··· Records provided ···
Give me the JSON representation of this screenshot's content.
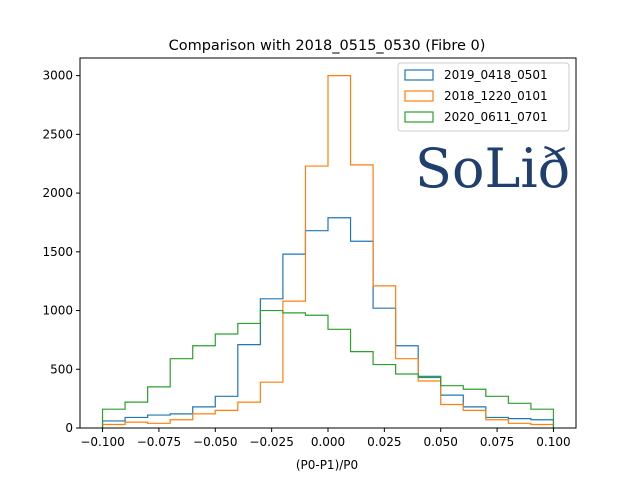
{
  "chart_data": {
    "type": "line",
    "style": "step-histogram",
    "title": "Comparison with 2018_0515_0530 (Fibre 0)",
    "xlabel": "(P0-P1)/P0",
    "ylabel": "",
    "xlim": [
      -0.11,
      0.11
    ],
    "ylim": [
      0,
      3150
    ],
    "bin_edges": [
      -0.1,
      -0.09,
      -0.08,
      -0.07,
      -0.06,
      -0.05,
      -0.04,
      -0.03,
      -0.02,
      -0.01,
      0.0,
      0.01,
      0.02,
      0.03,
      0.04,
      0.05,
      0.06,
      0.07,
      0.08,
      0.09,
      0.1
    ],
    "xticks": [
      -0.1,
      -0.075,
      -0.05,
      -0.025,
      0.0,
      0.025,
      0.05,
      0.075,
      0.1
    ],
    "xtick_labels": [
      "−0.100",
      "−0.075",
      "−0.050",
      "−0.025",
      "0.000",
      "0.025",
      "0.050",
      "0.075",
      "0.100"
    ],
    "yticks": [
      0,
      500,
      1000,
      1500,
      2000,
      2500,
      3000
    ],
    "ytick_labels": [
      "0",
      "500",
      "1000",
      "1500",
      "2000",
      "2500",
      "3000"
    ],
    "legend_position": "top-right",
    "series": [
      {
        "name": "2019_0418_0501",
        "color": "#1f77b4",
        "values": [
          60,
          90,
          110,
          120,
          180,
          270,
          710,
          1100,
          1480,
          1680,
          1790,
          1590,
          1020,
          700,
          440,
          280,
          180,
          90,
          80,
          70
        ]
      },
      {
        "name": "2018_1220_0101",
        "color": "#ff7f0e",
        "values": [
          30,
          50,
          40,
          70,
          120,
          150,
          220,
          390,
          1080,
          2230,
          3000,
          2240,
          1210,
          590,
          400,
          200,
          150,
          70,
          40,
          30
        ]
      },
      {
        "name": "2020_0611_0701",
        "color": "#2ca02c",
        "values": [
          160,
          220,
          350,
          590,
          700,
          800,
          890,
          1000,
          980,
          960,
          840,
          650,
          540,
          460,
          430,
          360,
          330,
          270,
          210,
          160
        ]
      }
    ]
  },
  "logo": {
    "text": "SoLið",
    "color": "#1f3f6e"
  }
}
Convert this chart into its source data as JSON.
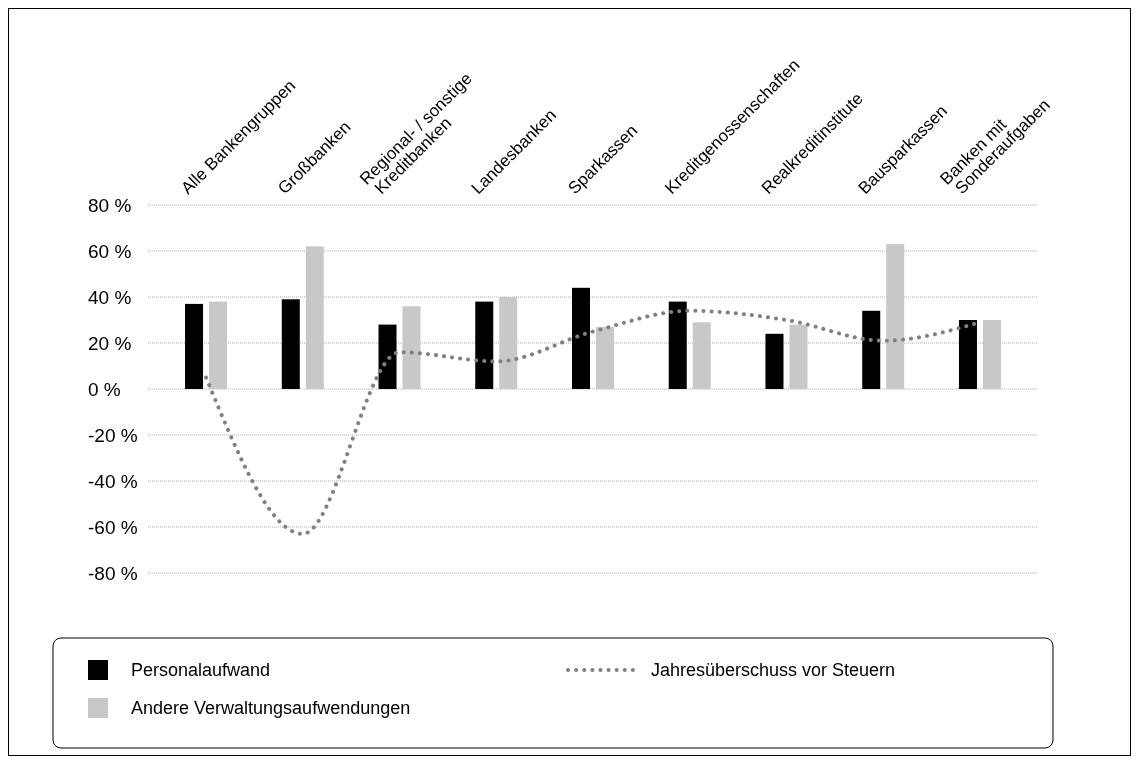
{
  "chart_data": {
    "type": "bar",
    "categories": [
      "Alle Bankengruppen",
      "Großbanken",
      "Regional- / sonstige Kreditbanken",
      "Landesbanken",
      "Sparkassen",
      "Kreditgenossenschaften",
      "Realkreditinstitute",
      "Bausparkassen",
      "Banken mit Sonderaufgaben"
    ],
    "series": [
      {
        "name": "Personalaufwand",
        "color": "#000000",
        "values": [
          37,
          39,
          28,
          38,
          44,
          38,
          24,
          34,
          30
        ]
      },
      {
        "name": "Andere Verwaltungsaufwendungen",
        "color": "#c8c8c8",
        "values": [
          38,
          62,
          36,
          40,
          27,
          29,
          28,
          63,
          30
        ]
      },
      {
        "name": "Jahresüberschuss vor Steuern",
        "type": "line",
        "color": "#808080",
        "line_style": "dotted",
        "values": [
          5,
          -63,
          16,
          12,
          25,
          34,
          30,
          21,
          29
        ]
      }
    ],
    "ylim": [
      -80,
      80
    ],
    "yticks": [
      {
        "value": -80,
        "label": "-80 %"
      },
      {
        "value": -60,
        "label": "-60 %"
      },
      {
        "value": -40,
        "label": "-40 %"
      },
      {
        "value": -20,
        "label": "-20 %"
      },
      {
        "value": 0,
        "label": "0 %"
      },
      {
        "value": 20,
        "label": "20 %"
      },
      {
        "value": 40,
        "label": "40 %"
      },
      {
        "value": 60,
        "label": "60 %"
      },
      {
        "value": 80,
        "label": "80 %"
      }
    ],
    "grid": "y",
    "legend": "bottom"
  }
}
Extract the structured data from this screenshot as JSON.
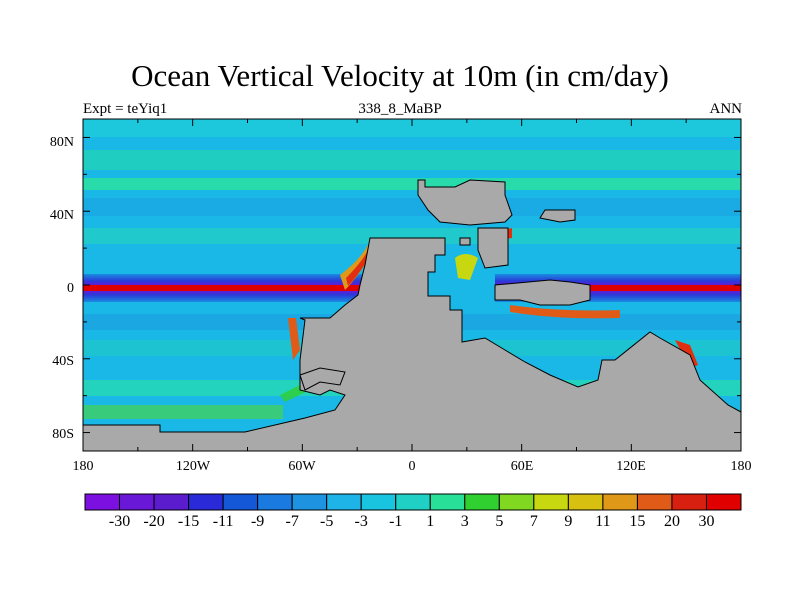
{
  "title": "Ocean Vertical Velocity at 10m (in cm/day)",
  "subtitle_left": "Expt = teYiq1",
  "subtitle_center": "338_8_MaBP",
  "subtitle_right": "ANN",
  "lat_labels": [
    "80N",
    "40N",
    "0",
    "40S",
    "80S"
  ],
  "lon_labels": [
    "180",
    "120W",
    "60W",
    "0",
    "60E",
    "120E",
    "180"
  ],
  "colorbar": {
    "labels": [
      "-30",
      "-20",
      "-15",
      "-11",
      "-9",
      "-7",
      "-5",
      "-3",
      "-1",
      "1",
      "3",
      "5",
      "7",
      "9",
      "11",
      "15",
      "20",
      "30"
    ],
    "colors": [
      "#7b10e0",
      "#6a18d8",
      "#5a1ccc",
      "#2a2ad8",
      "#1458d8",
      "#1a7ae0",
      "#1e94e0",
      "#1eb4e8",
      "#18c4e0",
      "#20d0c4",
      "#28e098",
      "#30d030",
      "#80d820",
      "#c8d810",
      "#d8c010",
      "#e09818",
      "#e05a18",
      "#d82010",
      "#e00000"
    ]
  },
  "colors": {
    "land": "#a9a9a9",
    "ocean_base": "#1ab8e6"
  }
}
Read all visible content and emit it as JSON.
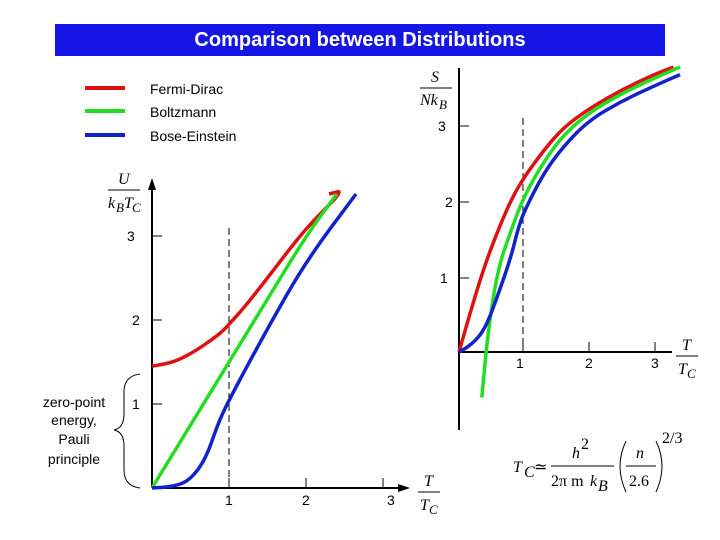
{
  "title": "Comparison between Distributions",
  "legend": [
    {
      "label": "Fermi-Dirac",
      "color": "#dd1111"
    },
    {
      "label": "Boltzmann",
      "color": "#22dd22"
    },
    {
      "label": "Bose-Einstein",
      "color": "#1122cc"
    }
  ],
  "annotation": [
    "zero-point",
    "energy,",
    "Pauli",
    "principle"
  ],
  "chart_data": [
    {
      "type": "line",
      "ylabel": "U / kBTC",
      "xlabel": "T / TC",
      "xlim": [
        0,
        3.6
      ],
      "ylim": [
        0,
        3.6
      ],
      "x_ticks": [
        "1",
        "2",
        "3"
      ],
      "y_ticks": [
        "1",
        "2",
        "3"
      ],
      "series": [
        {
          "name": "Fermi-Dirac",
          "x": [
            0,
            0.3,
            0.6,
            0.9,
            1.0,
            1.2,
            1.5,
            2.0,
            2.5,
            2.3
          ],
          "y": [
            1.45,
            1.5,
            1.65,
            1.85,
            1.95,
            2.15,
            2.5,
            3.1,
            3.55,
            3.5
          ]
        },
        {
          "name": "Boltzmann",
          "x": [
            0,
            0.5,
            1.0,
            1.5,
            2.0,
            2.4
          ],
          "y": [
            0,
            0.75,
            1.5,
            2.25,
            3.0,
            3.5
          ]
        },
        {
          "name": "Bose-Einstein",
          "x": [
            0,
            0.3,
            0.5,
            0.7,
            0.85,
            1.0,
            1.5,
            2.0,
            2.65
          ],
          "y": [
            0,
            0.02,
            0.1,
            0.35,
            0.75,
            1.05,
            1.9,
            2.7,
            3.5
          ]
        }
      ],
      "vline_x": 1
    },
    {
      "type": "line",
      "ylabel": "S / NkB",
      "xlabel": "T / TC",
      "xlim": [
        0,
        3.6
      ],
      "ylim": [
        -0.6,
        3.7
      ],
      "x_ticks": [
        "1",
        "2",
        "3"
      ],
      "y_ticks": [
        "1",
        "2",
        "3"
      ],
      "series": [
        {
          "name": "Fermi-Dirac",
          "x": [
            0,
            0.2,
            0.4,
            0.6,
            0.8,
            1.0,
            1.3,
            1.6,
            2.0,
            2.5,
            3.0,
            3.3
          ],
          "y": [
            0,
            0.6,
            1.15,
            1.6,
            2.0,
            2.3,
            2.65,
            2.95,
            3.2,
            3.45,
            3.65,
            3.75
          ]
        },
        {
          "name": "Boltzmann",
          "x": [
            0.35,
            0.45,
            0.6,
            0.8,
            1.0,
            1.3,
            1.6,
            2.0,
            2.5,
            3.0,
            3.4
          ],
          "y": [
            -0.6,
            0.3,
            1.1,
            1.6,
            2.05,
            2.5,
            2.85,
            3.15,
            3.4,
            3.6,
            3.75
          ]
        },
        {
          "name": "Bose-Einstein",
          "x": [
            0,
            0.2,
            0.4,
            0.6,
            0.8,
            0.9,
            1.0,
            1.3,
            1.6,
            2.0,
            2.5,
            3.0,
            3.4
          ],
          "y": [
            0,
            0.1,
            0.3,
            0.75,
            1.25,
            1.6,
            1.85,
            2.35,
            2.7,
            3.05,
            3.3,
            3.5,
            3.65
          ]
        }
      ],
      "vline_x": 1
    }
  ],
  "formula": {
    "lhs": "T",
    "lhs_sub": "C",
    "approx": "≃",
    "num": "h",
    "num_sup": "2",
    "den_pre": "2π m",
    "den_k": "k",
    "den_k_sub": "B",
    "paren_num": "n",
    "paren_den": "2.6",
    "exponent": "2/3"
  }
}
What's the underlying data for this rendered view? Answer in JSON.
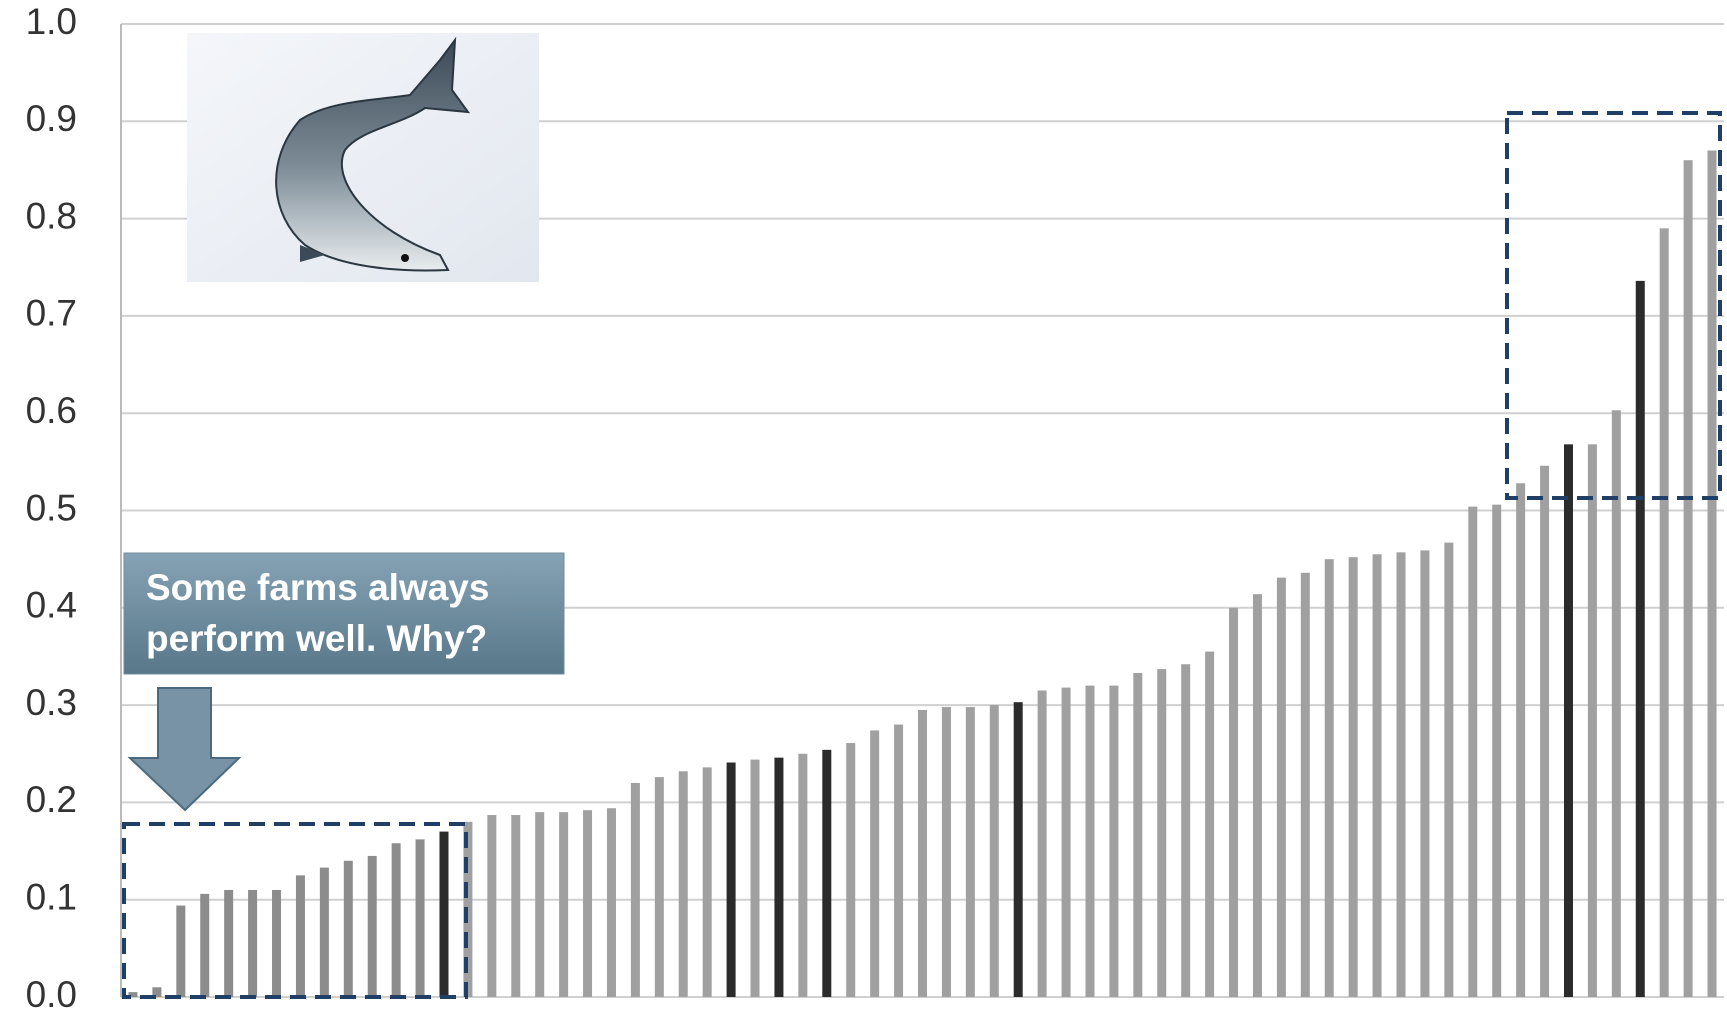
···
Copy out each line of the records that holds the string "content".

§ Written response
Give me the JSON representation of this screenshot's content.
Read all visible content and emit it as JSON.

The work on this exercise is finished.